# Material
· · ·

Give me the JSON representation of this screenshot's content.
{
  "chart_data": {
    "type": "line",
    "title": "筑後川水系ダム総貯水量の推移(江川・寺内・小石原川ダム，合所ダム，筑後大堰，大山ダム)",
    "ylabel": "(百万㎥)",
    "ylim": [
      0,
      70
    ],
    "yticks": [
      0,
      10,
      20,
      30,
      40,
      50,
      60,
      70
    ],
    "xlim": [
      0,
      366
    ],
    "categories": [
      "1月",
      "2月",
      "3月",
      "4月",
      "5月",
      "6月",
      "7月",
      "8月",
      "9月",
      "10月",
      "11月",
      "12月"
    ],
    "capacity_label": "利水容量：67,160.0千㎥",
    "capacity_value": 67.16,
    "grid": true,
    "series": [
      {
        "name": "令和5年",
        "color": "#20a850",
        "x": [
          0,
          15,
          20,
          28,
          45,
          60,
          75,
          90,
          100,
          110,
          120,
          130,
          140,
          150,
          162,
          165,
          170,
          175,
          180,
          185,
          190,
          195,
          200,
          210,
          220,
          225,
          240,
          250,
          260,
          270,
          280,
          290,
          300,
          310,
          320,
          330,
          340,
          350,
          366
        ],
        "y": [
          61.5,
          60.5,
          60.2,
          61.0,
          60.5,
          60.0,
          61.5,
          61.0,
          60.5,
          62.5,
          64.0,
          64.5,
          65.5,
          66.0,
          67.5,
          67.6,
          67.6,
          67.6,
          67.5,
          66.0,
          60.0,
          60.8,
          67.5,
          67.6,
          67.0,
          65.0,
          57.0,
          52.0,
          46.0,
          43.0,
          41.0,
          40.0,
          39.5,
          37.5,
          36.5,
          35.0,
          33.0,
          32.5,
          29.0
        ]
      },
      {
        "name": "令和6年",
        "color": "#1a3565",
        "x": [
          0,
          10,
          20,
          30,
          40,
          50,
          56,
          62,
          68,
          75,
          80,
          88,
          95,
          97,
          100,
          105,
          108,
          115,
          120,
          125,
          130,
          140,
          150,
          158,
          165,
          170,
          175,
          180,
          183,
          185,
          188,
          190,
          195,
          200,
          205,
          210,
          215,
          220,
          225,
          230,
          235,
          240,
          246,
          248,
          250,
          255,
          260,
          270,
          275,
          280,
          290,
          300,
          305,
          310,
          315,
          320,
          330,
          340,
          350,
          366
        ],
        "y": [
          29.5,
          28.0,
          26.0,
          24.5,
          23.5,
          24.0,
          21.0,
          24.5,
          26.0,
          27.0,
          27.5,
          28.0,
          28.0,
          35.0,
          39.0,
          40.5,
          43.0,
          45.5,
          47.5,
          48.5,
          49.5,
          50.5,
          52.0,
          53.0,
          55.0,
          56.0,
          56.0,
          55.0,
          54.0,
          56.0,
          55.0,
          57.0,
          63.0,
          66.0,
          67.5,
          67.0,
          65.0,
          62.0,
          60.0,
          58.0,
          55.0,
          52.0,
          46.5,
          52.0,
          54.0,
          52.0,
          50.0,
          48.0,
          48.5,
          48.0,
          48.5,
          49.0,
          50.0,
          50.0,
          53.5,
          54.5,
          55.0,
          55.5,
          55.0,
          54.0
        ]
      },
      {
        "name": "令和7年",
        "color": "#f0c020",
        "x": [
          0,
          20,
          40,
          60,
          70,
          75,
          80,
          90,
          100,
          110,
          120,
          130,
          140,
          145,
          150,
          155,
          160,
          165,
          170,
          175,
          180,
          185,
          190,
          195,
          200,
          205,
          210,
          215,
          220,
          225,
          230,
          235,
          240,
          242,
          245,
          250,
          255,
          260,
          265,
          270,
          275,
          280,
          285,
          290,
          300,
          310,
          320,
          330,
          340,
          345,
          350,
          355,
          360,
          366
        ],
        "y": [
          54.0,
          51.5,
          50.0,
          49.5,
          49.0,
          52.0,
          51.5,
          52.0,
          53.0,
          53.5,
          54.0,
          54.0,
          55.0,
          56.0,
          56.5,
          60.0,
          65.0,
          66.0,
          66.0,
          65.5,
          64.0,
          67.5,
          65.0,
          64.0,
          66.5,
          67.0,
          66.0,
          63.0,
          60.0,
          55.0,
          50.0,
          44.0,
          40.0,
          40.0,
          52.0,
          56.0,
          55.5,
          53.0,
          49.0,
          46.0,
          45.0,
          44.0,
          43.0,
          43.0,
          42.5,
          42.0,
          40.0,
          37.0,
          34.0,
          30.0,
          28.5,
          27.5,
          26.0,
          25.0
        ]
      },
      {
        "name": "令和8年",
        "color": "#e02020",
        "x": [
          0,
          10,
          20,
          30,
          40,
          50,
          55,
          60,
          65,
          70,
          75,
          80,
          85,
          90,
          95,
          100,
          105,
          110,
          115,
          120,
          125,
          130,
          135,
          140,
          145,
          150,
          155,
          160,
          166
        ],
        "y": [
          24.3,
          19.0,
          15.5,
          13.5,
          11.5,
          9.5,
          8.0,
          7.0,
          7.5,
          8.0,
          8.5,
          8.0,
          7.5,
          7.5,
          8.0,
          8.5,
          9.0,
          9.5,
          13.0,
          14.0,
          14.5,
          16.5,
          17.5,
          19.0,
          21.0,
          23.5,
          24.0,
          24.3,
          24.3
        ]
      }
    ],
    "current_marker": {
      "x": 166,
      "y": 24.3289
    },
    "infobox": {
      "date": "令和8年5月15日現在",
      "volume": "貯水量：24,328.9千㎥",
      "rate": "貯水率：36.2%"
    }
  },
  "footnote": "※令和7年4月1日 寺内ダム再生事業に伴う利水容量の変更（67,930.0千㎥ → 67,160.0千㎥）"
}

· · ·

Go over the data above and copy every line that has the word "color" in it.

        "color": "#20a850",
        "color": "#1a3565",
        "color": "#f0c020",
        "color": "#e02020",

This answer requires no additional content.